▸ Given request: Rewrite the items from the first line through the line containing "question: Which of", inclusive, changing every "option-letter" to "choice-letter" and leaving everything else as it is.

▸ Supplied records:
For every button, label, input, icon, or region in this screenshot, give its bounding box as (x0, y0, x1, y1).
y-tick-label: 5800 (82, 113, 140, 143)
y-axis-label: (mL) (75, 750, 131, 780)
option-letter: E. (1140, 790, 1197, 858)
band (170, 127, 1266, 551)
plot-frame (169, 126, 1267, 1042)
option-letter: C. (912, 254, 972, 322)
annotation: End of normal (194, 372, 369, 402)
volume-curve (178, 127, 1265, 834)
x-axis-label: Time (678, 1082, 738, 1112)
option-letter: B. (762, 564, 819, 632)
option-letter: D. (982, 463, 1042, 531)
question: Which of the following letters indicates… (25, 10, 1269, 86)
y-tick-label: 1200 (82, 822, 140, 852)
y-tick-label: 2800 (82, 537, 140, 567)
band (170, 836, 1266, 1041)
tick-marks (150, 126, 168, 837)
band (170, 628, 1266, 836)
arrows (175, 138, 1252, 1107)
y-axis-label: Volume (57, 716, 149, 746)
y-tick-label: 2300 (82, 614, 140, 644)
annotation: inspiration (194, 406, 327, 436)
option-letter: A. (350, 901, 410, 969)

▸ Complete response:
For every button, label, input, icon, or region in this screenshot, give its bounding box as (x0, y0, x1, y1).
y-tick-label: 5800 (82, 113, 140, 143)
y-axis-label: (mL) (75, 750, 131, 780)
choice-letter: E. (1140, 790, 1197, 858)
band (170, 127, 1266, 551)
plot-frame (169, 126, 1267, 1042)
choice-letter: C. (912, 254, 972, 322)
annotation: End of normal (194, 372, 369, 402)
volume-curve (178, 127, 1265, 834)
x-axis-label: Time (678, 1082, 738, 1112)
choice-letter: B. (762, 564, 819, 632)
choice-letter: D. (982, 463, 1042, 531)
question: Which of the following letters indicates… (25, 10, 1269, 86)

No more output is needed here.